--- AVAILABLE DATA ---
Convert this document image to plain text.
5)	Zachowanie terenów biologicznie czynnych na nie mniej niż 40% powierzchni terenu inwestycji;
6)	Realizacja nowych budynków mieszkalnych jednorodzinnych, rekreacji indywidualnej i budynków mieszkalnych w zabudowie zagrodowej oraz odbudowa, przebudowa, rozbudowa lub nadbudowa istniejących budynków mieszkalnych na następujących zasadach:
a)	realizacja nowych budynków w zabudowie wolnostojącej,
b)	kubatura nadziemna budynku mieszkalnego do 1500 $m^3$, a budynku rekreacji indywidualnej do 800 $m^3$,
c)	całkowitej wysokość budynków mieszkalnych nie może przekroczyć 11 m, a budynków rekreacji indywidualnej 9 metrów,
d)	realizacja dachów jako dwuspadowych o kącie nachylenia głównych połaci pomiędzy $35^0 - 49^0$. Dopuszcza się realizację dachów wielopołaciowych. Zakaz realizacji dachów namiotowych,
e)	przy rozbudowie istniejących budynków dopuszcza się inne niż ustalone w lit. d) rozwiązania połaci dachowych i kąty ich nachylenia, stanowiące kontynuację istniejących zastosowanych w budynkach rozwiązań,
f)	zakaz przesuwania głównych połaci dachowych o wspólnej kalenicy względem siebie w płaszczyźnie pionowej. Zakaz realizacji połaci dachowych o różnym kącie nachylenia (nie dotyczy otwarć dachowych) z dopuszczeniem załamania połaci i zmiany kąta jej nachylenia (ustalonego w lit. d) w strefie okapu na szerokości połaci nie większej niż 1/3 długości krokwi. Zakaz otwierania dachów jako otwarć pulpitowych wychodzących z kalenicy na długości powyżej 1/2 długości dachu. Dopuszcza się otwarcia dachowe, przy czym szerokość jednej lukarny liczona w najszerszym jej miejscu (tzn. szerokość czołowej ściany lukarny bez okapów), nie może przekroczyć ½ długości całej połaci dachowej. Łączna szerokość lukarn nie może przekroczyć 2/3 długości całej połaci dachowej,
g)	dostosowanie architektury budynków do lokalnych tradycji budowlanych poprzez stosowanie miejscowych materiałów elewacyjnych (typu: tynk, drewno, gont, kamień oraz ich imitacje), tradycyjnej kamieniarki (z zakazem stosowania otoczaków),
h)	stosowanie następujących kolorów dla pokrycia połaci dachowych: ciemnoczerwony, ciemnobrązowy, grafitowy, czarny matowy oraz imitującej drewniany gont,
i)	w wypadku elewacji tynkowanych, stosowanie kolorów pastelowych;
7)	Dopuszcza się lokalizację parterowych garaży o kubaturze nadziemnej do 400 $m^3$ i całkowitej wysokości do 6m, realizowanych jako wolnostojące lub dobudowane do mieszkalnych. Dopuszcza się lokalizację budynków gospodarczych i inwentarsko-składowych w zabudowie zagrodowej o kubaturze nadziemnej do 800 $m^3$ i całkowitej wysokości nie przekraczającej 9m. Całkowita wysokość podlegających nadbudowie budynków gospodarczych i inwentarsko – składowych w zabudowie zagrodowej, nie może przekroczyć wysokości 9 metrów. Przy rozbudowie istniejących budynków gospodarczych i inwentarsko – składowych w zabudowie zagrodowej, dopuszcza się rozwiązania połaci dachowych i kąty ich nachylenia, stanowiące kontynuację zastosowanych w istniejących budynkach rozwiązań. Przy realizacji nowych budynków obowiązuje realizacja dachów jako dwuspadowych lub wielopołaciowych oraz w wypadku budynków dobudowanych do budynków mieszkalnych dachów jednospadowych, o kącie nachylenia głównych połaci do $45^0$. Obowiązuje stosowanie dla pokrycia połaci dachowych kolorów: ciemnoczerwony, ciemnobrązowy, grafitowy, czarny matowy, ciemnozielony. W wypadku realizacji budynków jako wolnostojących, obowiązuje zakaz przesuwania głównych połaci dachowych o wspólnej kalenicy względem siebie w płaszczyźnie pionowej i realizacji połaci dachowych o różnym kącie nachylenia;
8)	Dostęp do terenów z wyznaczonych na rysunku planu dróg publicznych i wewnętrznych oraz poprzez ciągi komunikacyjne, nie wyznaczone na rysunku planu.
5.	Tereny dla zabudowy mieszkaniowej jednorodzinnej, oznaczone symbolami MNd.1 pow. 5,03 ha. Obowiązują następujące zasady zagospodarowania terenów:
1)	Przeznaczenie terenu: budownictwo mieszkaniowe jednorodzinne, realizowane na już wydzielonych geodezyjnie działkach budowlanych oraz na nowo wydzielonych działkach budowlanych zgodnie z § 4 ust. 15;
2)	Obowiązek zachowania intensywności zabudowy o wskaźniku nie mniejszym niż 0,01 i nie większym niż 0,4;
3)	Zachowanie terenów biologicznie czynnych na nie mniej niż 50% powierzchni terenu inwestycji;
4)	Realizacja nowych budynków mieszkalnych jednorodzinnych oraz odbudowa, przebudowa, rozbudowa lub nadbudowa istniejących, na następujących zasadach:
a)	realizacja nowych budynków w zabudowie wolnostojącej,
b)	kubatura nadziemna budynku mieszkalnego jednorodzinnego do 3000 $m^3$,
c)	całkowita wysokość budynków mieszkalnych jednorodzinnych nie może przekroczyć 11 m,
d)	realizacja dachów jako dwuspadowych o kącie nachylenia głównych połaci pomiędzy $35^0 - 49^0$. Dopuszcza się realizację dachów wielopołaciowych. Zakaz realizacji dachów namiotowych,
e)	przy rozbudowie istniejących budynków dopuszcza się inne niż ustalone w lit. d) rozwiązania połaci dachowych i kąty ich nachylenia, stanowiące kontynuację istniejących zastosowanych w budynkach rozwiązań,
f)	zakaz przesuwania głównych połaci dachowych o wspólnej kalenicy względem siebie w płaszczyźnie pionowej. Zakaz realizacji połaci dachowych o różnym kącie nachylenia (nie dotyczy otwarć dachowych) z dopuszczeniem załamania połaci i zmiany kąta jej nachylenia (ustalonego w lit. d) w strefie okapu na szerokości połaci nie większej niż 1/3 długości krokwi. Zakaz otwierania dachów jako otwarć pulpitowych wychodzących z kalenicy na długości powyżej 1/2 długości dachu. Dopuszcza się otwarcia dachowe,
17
---
_CHALLENGE_: Pull out every line in the material above where "metrów" occurs.

_EXPECTED ANSWER_:
c)	całkowitej wysokość budynków mieszkalnych nie może przekroczyć 11 m, a budynków rekreacji indywidualnej 9 metrów,
7)	Dopuszcza się lokalizację parterowych garaży o kubaturze nadziemnej do 400 $m^3$ i całkowitej wysokości do 6m, realizowanych jako wolnostojące lub dobudowane do mieszkalnych. Dopuszcza się lokalizację budynków gospodarczych i inwentarsko-składowych w zabudowie zagrodowej o kubaturze nadziemnej do 800 $m^3$ i całkowitej wysokości nie przekraczającej 9m. Całkowita wysokość podlegających nadbudowie budynków gospodarczych i inwentarsko – składowych w zabudowie zagrodowej, nie może przekroczyć wysokości 9 metrów. Przy rozbudowie istniejących budynków gospodarczych i inwentarsko – składowych w zabudowie zagrodowej, dopuszcza się rozwiązania połaci dachowych i kąty ich nachylenia, stanowiące kontynuację zastosowanych w istniejących budynkach rozwiązań. Przy realizacji nowych budynków obowiązuje realizacja dachów jako dwuspadowych lub wielopołaciowych oraz w wypadku budynków dobudowanych do budynków mieszkalnych dachów jednospadowych, o kącie nachylenia głównych połaci do $45^0$. Obowiązuje stosowanie dla pokrycia połaci dachowych kolorów: ciemnoczerwony, ciemnobrązowy, grafitowy, czarny matowy, ciemnozielony. W wypadku realizacji budynków jako wolnostojących, obowiązuje zakaz przesuwania głównych połaci dachowych o wspólnej kalenicy względem siebie w płaszczyźnie pionowej i realizacji połaci dachowych o różnym kącie nachylenia;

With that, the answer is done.